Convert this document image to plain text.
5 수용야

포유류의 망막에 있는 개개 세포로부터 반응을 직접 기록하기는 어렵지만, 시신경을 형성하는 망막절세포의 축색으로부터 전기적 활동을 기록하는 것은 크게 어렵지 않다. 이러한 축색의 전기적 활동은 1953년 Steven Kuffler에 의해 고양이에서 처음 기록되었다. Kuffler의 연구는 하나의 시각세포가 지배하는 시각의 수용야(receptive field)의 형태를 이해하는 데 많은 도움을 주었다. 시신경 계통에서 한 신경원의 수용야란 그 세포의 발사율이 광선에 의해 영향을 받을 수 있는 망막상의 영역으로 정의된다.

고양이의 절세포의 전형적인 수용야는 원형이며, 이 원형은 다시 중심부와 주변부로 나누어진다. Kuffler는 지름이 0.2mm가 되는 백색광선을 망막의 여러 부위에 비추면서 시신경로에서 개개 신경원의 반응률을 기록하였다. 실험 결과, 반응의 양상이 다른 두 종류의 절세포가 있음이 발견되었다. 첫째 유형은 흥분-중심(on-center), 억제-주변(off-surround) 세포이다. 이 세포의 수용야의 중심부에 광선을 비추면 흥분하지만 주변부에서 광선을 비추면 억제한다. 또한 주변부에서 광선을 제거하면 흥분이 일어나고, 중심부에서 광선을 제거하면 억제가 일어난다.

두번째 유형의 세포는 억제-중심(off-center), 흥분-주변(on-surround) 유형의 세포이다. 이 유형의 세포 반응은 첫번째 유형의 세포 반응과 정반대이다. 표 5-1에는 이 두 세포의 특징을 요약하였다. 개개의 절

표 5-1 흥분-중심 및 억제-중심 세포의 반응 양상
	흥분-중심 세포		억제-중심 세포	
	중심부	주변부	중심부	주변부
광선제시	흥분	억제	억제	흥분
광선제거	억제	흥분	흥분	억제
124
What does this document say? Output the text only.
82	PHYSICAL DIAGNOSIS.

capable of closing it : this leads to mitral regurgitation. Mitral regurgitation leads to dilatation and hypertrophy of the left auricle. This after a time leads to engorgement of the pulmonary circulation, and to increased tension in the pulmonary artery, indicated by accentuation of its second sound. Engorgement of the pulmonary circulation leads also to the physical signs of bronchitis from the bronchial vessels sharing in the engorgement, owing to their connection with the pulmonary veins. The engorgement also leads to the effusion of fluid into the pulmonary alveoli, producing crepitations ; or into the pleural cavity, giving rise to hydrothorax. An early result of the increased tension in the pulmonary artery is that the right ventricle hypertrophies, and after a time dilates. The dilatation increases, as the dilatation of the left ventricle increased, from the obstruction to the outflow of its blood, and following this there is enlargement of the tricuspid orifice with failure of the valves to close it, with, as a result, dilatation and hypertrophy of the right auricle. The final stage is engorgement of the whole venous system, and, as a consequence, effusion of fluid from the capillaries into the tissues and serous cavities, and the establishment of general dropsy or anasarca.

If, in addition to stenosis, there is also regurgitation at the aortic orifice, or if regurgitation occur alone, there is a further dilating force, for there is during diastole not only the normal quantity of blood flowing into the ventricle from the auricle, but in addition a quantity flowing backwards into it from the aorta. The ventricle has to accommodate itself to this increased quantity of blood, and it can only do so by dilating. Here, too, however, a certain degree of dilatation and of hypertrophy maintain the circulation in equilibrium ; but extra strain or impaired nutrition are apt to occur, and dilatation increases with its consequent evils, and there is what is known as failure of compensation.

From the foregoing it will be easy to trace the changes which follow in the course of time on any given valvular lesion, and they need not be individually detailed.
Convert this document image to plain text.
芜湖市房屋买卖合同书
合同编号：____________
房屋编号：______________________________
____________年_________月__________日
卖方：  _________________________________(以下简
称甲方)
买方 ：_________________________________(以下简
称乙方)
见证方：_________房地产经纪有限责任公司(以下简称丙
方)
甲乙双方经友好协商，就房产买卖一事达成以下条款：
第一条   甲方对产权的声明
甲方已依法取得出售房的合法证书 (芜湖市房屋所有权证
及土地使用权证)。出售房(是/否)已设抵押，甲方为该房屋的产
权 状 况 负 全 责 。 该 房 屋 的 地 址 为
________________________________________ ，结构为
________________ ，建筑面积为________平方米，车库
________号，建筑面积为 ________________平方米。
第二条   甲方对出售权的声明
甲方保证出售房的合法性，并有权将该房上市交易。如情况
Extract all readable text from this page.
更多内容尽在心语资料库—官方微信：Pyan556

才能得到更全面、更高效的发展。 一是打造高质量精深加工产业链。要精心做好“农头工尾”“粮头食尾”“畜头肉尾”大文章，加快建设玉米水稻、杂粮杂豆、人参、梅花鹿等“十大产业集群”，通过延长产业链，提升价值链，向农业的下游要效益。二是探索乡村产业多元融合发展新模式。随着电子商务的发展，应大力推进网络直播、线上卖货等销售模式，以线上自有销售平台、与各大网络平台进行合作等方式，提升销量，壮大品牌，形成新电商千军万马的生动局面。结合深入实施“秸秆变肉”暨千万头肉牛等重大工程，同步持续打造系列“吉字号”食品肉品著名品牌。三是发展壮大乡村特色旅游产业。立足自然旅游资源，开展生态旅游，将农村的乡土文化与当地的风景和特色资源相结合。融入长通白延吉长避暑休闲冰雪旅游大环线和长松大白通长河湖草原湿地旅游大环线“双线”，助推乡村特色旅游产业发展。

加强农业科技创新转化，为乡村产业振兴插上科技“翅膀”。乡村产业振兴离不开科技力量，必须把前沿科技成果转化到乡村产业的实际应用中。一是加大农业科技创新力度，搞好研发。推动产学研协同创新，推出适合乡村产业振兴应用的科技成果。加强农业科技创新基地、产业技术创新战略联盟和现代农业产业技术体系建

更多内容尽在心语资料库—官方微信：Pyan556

■ ■ ■ ■ ■

» **Task**
Quote all the records. Keep every word exact.

» **Solution below**
Convert this document image to plain text.
5 수용야

포유류의 망막에 있는 개개 세포로부터 반응을 직접 기록하기는 어렵지만, 시신경을 형성하는 망막절세포의 축색으로부터 전기적 활동을 기록하는 것은 크게 어렵지 않다. 이러한 축색의 전기적 활동은 1953년 Steven Kuffler에 의해 고양이에서 처음 기록되었다. Kuffler의 연구는 하나의 시각세포가 지배하는 시각의 수용야(receptive field)의 형태를 이해하는 데 많은 도움을 주었다. 시신경 계통에서 한 신경원의 수용야란 그 세포의 발사율이 광선에 의해 영향을 받을 수 있는 망막상의 영역으로 정의된다.

고양이의 절세포의 전형적인 수용야는 원형이며, 이 원형은 다시 중심부와 주변부로 나누어진다. Kuffler는 지름이 0.2mm가 되는 백색광선을 망막의 여러 부위에 비추면서 시신경로에서 개개 신경원의 반응률을 기록하였다. 실험 결과, 반응의 양상이 다른 두 종류의 절세포가 있음이 발견되었다. 첫째 유형은 흥분-중심(on-center), 억제-주변(off-surround) 세포이다. 이 세포의 수용야의 중심부에 광선을 비추면 흥분하지만 주변부에서 광선을 비추면 억제한다. 또한 주변부에서 광선을 제거하면 흥분이 일어나고, 중심부에서 광선을 제거하면 억제가 일어난다.

두번째 유형의 세포는 억제-중심(off-center), 흥분-주변(on-surround) 유형의 세포이다. 이 유형의 세포 반응은 첫번째 유형의 세포 반응과 정반대이다. 표 5-1에는 이 두 세포의 특징을 요약하였다. 개개의 절

표 5-1 흥분-중심 및 억제-중심 세포의 반응 양상
	흥분-중심 세포		억제-중심 세포	
	중심부	주변부	중심부	주변부
광선제시	흥분	억제	억제	흥분
광선제거	억제	흥분	흥분	억제
124
What does this document say? Output the text only.
82	PHYSICAL DIAGNOSIS.

capable of closing it : this leads to mitral regurgitation. Mitral regurgitation leads to dilatation and hypertrophy of the left auricle. This after a time leads to engorgement of the pulmonary circulation, and to increased tension in the pulmonary artery, indicated by accentuation of its second sound. Engorgement of the pulmonary circulation leads also to the physical signs of bronchitis from the bronchial vessels sharing in the engorgement, owing to their connection with the pulmonary veins. The engorgement also leads to the effusion of fluid into the pulmonary alveoli, producing crepitations ; or into the pleural cavity, giving rise to hydrothorax. An early result of the increased tension in the pulmonary artery is that the right ventricle hypertrophies, and after a time dilates. The dilatation increases, as the dilatation of the left ventricle increased, from the obstruction to the outflow of its blood, and following this there is enlargement of the tricuspid orifice with failure of the valves to close it, with, as a result, dilatation and hypertrophy of the right auricle. The final stage is engorgement of the whole venous system, and, as a consequence, effusion of fluid from the capillaries into the tissues and serous cavities, and the establishment of general dropsy or anasarca.

If, in addition to stenosis, there is also regurgitation at the aortic orifice, or if regurgitation occur alone, there is a further dilating force, for there is during diastole not only the normal quantity of blood flowing into the ventricle from the auricle, but in addition a quantity flowing backwards into it from the aorta. The ventricle has to accommodate itself to this increased quantity of blood, and it can only do so by dilating. Here, too, however, a certain degree of dilatation and of hypertrophy maintain the circulation in equilibrium ; but extra strain or impaired nutrition are apt to occur, and dilatation increases with its consequent evils, and there is what is known as failure of compensation.

From the foregoing it will be easy to trace the changes which follow in the course of time on any given valvular lesion, and they need not be individually detailed.
Convert this document image to plain text.
芜湖市房屋买卖合同书
合同编号：____________
房屋编号：______________________________
____________年_________月__________日
卖方：  _________________________________(以下简
称甲方)
买方 ：_________________________________(以下简
称乙方)
见证方：_________房地产经纪有限责任公司(以下简称丙
方)
甲乙双方经友好协商，就房产买卖一事达成以下条款：
第一条   甲方对产权的声明
甲方已依法取得出售房的合法证书 (芜湖市房屋所有权证
及土地使用权证)。出售房(是/否)已设抵押，甲方为该房屋的产
权 状 况 负 全 责 。 该 房 屋 的 地 址 为
________________________________________ ，结构为
________________ ，建筑面积为________平方米，车库
________号，建筑面积为 ________________平方米。
第二条   甲方对出售权的声明
甲方保证出售房的合法性，并有权将该房上市交易。如情况
Extract all readable text from this page.
更多内容尽在心语资料库—官方微信：Pyan556

才能得到更全面、更高效的发展。 一是打造高质量精深加工产业链。要精心做好“农头工尾”“粮头食尾”“畜头肉尾”大文章，加快建设玉米水稻、杂粮杂豆、人参、梅花鹿等“十大产业集群”，通过延长产业链，提升价值链，向农业的下游要效益。二是探索乡村产业多元融合发展新模式。随着电子商务的发展，应大力推进网络直播、线上卖货等销售模式，以线上自有销售平台、与各大网络平台进行合作等方式，提升销量，壮大品牌，形成新电商千军万马的生动局面。结合深入实施“秸秆变肉”暨千万头肉牛等重大工程，同步持续打造系列“吉字号”食品肉品著名品牌。三是发展壮大乡村特色旅游产业。立足自然旅游资源，开展生态旅游，将农村的乡土文化与当地的风景和特色资源相结合。融入长通白延吉长避暑休闲冰雪旅游大环线和长松大白通长河湖草原湿地旅游大环线“双线”，助推乡村特色旅游产业发展。

加强农业科技创新转化，为乡村产业振兴插上科技“翅膀”。乡村产业振兴离不开科技力量，必须把前沿科技成果转化到乡村产业的实际应用中。一是加大农业科技创新力度，搞好研发。推动产学研协同创新，推出适合乡村产业振兴应用的科技成果。加强农业科技创新基地、产业技术创新战略联盟和现代农业产业技术体系建

更多内容尽在心语资料库—官方微信：Pyan556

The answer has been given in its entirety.